> TASK DIRECTIONS:
Among the lines below, count those containing the word "Fecha". Give the number only.

——

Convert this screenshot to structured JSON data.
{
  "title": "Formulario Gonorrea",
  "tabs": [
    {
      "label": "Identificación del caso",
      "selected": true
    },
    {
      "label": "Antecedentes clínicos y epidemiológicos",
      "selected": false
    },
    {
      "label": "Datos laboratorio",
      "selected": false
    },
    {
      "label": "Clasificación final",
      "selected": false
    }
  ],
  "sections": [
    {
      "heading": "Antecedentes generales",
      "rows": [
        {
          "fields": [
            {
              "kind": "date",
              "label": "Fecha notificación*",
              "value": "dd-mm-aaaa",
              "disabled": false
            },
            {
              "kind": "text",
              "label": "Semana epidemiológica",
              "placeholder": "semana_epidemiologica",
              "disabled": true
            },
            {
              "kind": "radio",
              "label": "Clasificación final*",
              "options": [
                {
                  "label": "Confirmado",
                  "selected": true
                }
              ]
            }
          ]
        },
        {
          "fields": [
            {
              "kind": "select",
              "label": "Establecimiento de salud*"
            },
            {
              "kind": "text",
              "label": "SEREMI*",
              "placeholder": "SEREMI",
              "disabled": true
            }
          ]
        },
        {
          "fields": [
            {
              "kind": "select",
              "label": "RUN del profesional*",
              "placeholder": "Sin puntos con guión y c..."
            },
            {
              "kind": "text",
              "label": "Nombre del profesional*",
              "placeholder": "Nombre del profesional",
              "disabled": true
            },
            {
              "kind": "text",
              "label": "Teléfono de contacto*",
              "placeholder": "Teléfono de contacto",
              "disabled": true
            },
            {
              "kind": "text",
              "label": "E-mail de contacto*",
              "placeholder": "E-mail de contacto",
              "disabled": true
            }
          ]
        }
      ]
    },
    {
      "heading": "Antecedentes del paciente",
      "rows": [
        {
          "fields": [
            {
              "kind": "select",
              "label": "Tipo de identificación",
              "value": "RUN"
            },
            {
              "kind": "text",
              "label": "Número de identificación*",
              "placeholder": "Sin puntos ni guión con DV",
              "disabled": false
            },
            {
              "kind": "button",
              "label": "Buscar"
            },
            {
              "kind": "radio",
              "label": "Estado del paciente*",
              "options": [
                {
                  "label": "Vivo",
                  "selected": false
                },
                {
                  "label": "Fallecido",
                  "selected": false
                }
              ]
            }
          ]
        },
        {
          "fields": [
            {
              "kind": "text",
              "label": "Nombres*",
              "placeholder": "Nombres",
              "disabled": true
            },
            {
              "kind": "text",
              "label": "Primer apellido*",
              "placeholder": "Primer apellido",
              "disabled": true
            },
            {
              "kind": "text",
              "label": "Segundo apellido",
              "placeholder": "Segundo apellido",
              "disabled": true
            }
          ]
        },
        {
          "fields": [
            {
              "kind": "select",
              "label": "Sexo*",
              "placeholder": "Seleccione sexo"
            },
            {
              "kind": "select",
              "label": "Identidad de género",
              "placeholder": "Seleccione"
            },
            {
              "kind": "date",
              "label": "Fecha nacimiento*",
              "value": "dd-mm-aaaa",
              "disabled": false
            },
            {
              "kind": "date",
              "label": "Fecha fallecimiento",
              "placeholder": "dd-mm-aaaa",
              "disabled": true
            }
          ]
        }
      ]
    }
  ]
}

——

> RESULT OF THE EXERCISE:
3